> **CHALLENGE**
Skip the pictures. Copy all the rest of the records down exactly.
** begin EXCERPTED RECORDS **
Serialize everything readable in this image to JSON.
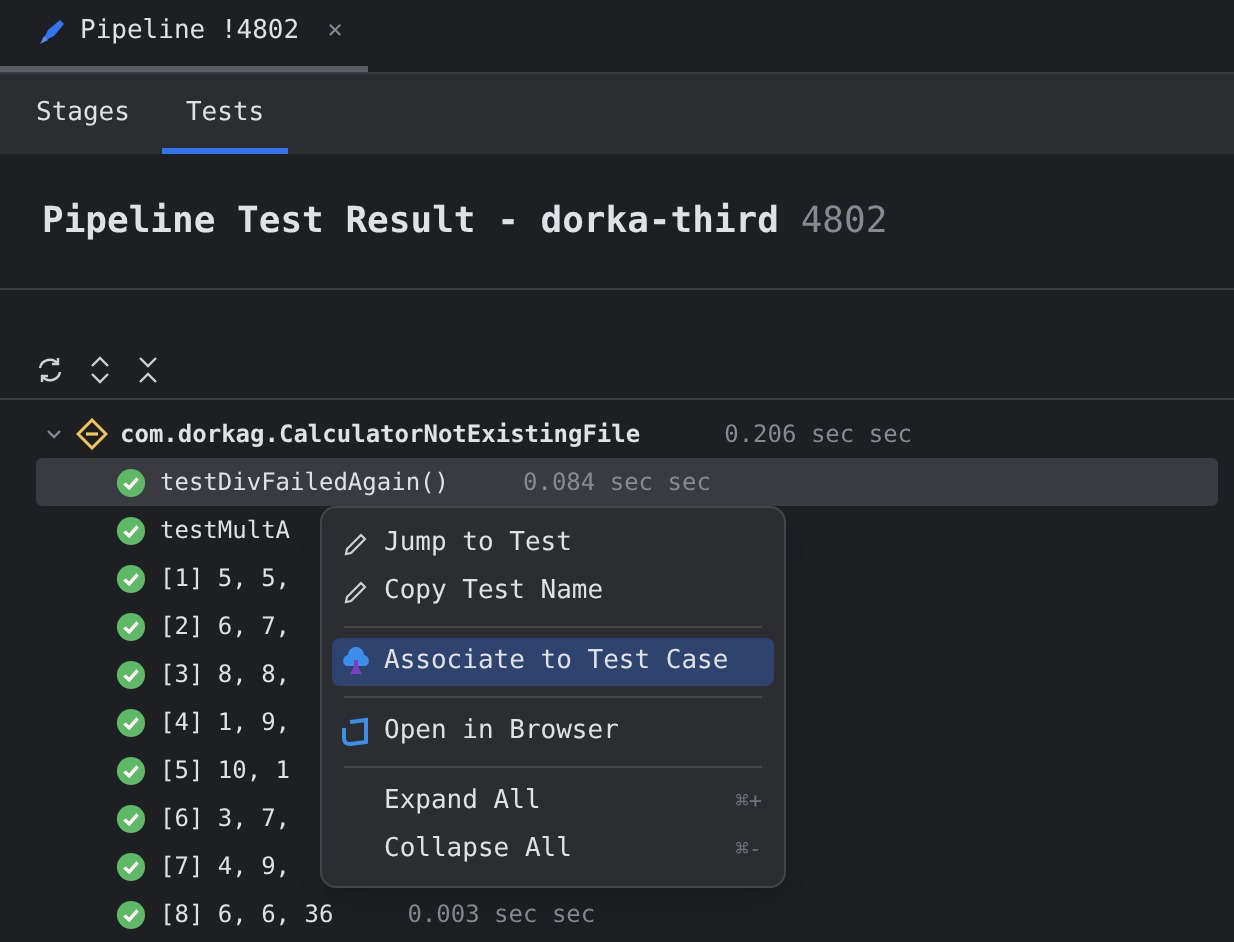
{
  "editor_tab": {
    "title": "Pipeline !4802",
    "close": "×"
  },
  "tabs": [
    {
      "label": "Stages",
      "selected": false
    },
    {
      "label": "Tests",
      "selected": true
    }
  ],
  "heading": {
    "title": "Pipeline Test Result - dorka-third",
    "number": "4802"
  },
  "tree": {
    "suite": {
      "name": "com.dorkag.CalculatorNotExistingFile",
      "time": "0.206 sec sec",
      "expanded": true
    },
    "rows": [
      {
        "name": "testDivFailedAgain()",
        "time": "0.084 sec sec",
        "selected": true
      },
      {
        "name": "testMultA",
        "selected": false
      },
      {
        "name": "[1] 5, 5,",
        "selected": false
      },
      {
        "name": "[2] 6, 7,",
        "selected": false
      },
      {
        "name": "[3] 8, 8,",
        "selected": false
      },
      {
        "name": "[4] 1, 9,",
        "selected": false
      },
      {
        "name": "[5] 10, 1",
        "selected": false
      },
      {
        "name": "[6] 3, 7,",
        "selected": false
      },
      {
        "name": "[7] 4, 9,",
        "selected": false
      },
      {
        "name": "[8] 6, 6, 36",
        "time": "0.003 sec sec",
        "selected": false
      }
    ]
  },
  "context_menu": [
    {
      "kind": "item",
      "label": "Jump to Test",
      "selected": false
    },
    {
      "kind": "item",
      "label": "Copy Test Name",
      "selected": false
    },
    {
      "kind": "separator"
    },
    {
      "kind": "item",
      "label": "Associate to Test Case",
      "selected": true
    },
    {
      "kind": "separator"
    },
    {
      "kind": "item",
      "label": "Open in Browser",
      "selected": false
    },
    {
      "kind": "separator"
    },
    {
      "kind": "item",
      "label": "Expand All",
      "shortcut": "⌘+",
      "selected": false
    },
    {
      "kind": "item",
      "label": "Collapse All",
      "shortcut": "⌘-",
      "selected": false
    }
  ]
}
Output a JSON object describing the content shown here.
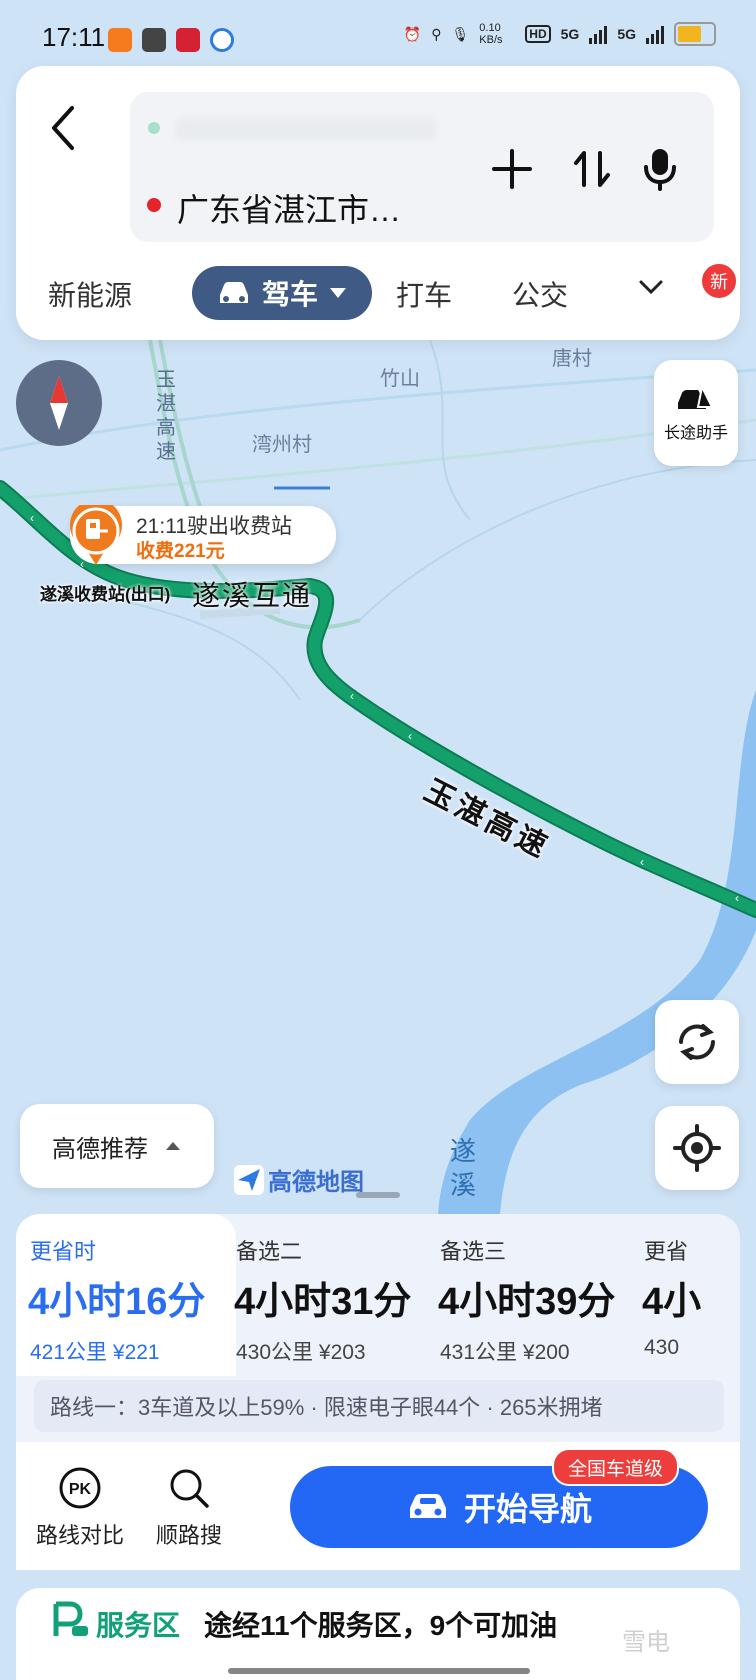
{
  "status_bar": {
    "time": "17:11",
    "speed": "0.10 KB/s",
    "net1": "5G",
    "net2": "5G"
  },
  "search": {
    "destination": "广东省湛江市…"
  },
  "mode_tabs": {
    "new_energy": "新能源",
    "drive": "驾车",
    "taxi": "打车",
    "transit": "公交",
    "new_badge": "新"
  },
  "map": {
    "labels": {
      "zhushan": "竹山",
      "tangcun": "唐村",
      "wanzhou": "湾州村",
      "road_vertical": "玉湛高速",
      "river": "遂溪"
    },
    "toll": {
      "time": "21:11驶出收费站",
      "fee": "收费221元",
      "station": "遂溪收费站(出口)",
      "interchange": "遂溪互通"
    },
    "highway": "玉湛高速",
    "longtrip_label": "长途助手",
    "recommend": "高德推荐",
    "logo": "高德地图"
  },
  "routes": [
    {
      "label": "更省时",
      "time": "4小时16分",
      "distance": "421公里",
      "cost": "¥221"
    },
    {
      "label": "备选二",
      "time": "4小时31分",
      "distance": "430公里",
      "cost": "¥203"
    },
    {
      "label": "备选三",
      "time": "4小时39分",
      "distance": "431公里",
      "cost": "¥200"
    },
    {
      "label": "更省",
      "time": "4小",
      "distance": "430",
      "cost": ""
    }
  ],
  "route_summary": "路线一：3车道及以上59% · 限速电子眼44个 · 265米拥堵",
  "actions": {
    "compare": "路线对比",
    "along_search": "顺路搜",
    "start_nav": "开始导航",
    "lane_badge": "全国车道级",
    "pk_icon_text": "PK"
  },
  "service": {
    "title": "服务区",
    "info": "途经11个服务区，9个可加油",
    "watermark": "雪电"
  },
  "colors": {
    "route_green": "#14a06b",
    "primary_blue": "#2368f5",
    "accent_orange": "#f06d0d",
    "water": "#8cc1f2"
  }
}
** end EXCERPTED RECORDS **
> **RIGHT ANSWER**
Serialize everything readable in this image to JSON.
{
  "editor_tab": {
    "title": "Pipeline !4802",
    "close": "×"
  },
  "tabs": [
    {
      "label": "Stages",
      "selected": false
    },
    {
      "label": "Tests",
      "selected": true
    }
  ],
  "heading": {
    "title": "Pipeline Test Result - dorka-third",
    "number": "4802"
  },
  "tree": {
    "suite": {
      "name": "com.dorkag.CalculatorNotExistingFile",
      "time": "0.206 sec sec",
      "expanded": true
    },
    "rows": [
      {
        "name": "testDivFailedAgain()",
        "time": "0.084 sec sec",
        "selected": true
      },
      {
        "name": "testMultA",
        "selected": false
      },
      {
        "name": "[1] 5, 5,",
        "selected": false
      },
      {
        "name": "[2] 6, 7,",
        "selected": false
      },
      {
        "name": "[3] 8, 8,",
        "selected": false
      },
      {
        "name": "[4] 1, 9,",
        "selected": false
      },
      {
        "name": "[5] 10, 1",
        "selected": false
      },
      {
        "name": "[6] 3, 7,",
        "selected": false
      },
      {
        "name": "[7] 4, 9,",
        "selected": false
      },
      {
        "name": "[8] 6, 6, 36",
        "time": "0.003 sec sec",
        "selected": false
      }
    ]
  },
  "context_menu": [
    {
      "kind": "item",
      "label": "Jump to Test",
      "selected": false
    },
    {
      "kind": "item",
      "label": "Copy Test Name",
      "selected": false
    },
    {
      "kind": "separator"
    },
    {
      "kind": "item",
      "label": "Associate to Test Case",
      "selected": true
    },
    {
      "kind": "separator"
    },
    {
      "kind": "item",
      "label": "Open in Browser",
      "selected": false
    },
    {
      "kind": "separator"
    },
    {
      "kind": "item",
      "label": "Expand All",
      "shortcut": "⌘+",
      "selected": false
    },
    {
      "kind": "item",
      "label": "Collapse All",
      "shortcut": "⌘-",
      "selected": false
    }
  ]
}
Output a JSON object describing the content shown here.
{
  "status_bar": {
    "time": "17:11",
    "speed": "0.10 KB/s",
    "net1": "5G",
    "net2": "5G"
  },
  "search": {
    "destination": "广东省湛江市…"
  },
  "mode_tabs": {
    "new_energy": "新能源",
    "drive": "驾车",
    "taxi": "打车",
    "transit": "公交",
    "new_badge": "新"
  },
  "map": {
    "labels": {
      "zhushan": "竹山",
      "tangcun": "唐村",
      "wanzhou": "湾州村",
      "road_vertical": "玉湛高速",
      "river": "遂溪"
    },
    "toll": {
      "time": "21:11驶出收费站",
      "fee": "收费221元",
      "station": "遂溪收费站(出口)",
      "interchange": "遂溪互通"
    },
    "highway": "玉湛高速",
    "longtrip_label": "长途助手",
    "recommend": "高德推荐",
    "logo": "高德地图"
  },
  "routes": [
    {
      "label": "更省时",
      "time": "4小时16分",
      "distance": "421公里",
      "cost": "¥221"
    },
    {
      "label": "备选二",
      "time": "4小时31分",
      "distance": "430公里",
      "cost": "¥203"
    },
    {
      "label": "备选三",
      "time": "4小时39分",
      "distance": "431公里",
      "cost": "¥200"
    },
    {
      "label": "更省",
      "time": "4小",
      "distance": "430",
      "cost": ""
    }
  ],
  "route_summary": "路线一：3车道及以上59% · 限速电子眼44个 · 265米拥堵",
  "actions": {
    "compare": "路线对比",
    "along_search": "顺路搜",
    "start_nav": "开始导航",
    "lane_badge": "全国车道级",
    "pk_icon_text": "PK"
  },
  "service": {
    "title": "服务区",
    "info": "途经11个服务区，9个可加油",
    "watermark": "雪电"
  },
  "colors": {
    "route_green": "#14a06b",
    "primary_blue": "#2368f5",
    "accent_orange": "#f06d0d",
    "water": "#8cc1f2"
  }
}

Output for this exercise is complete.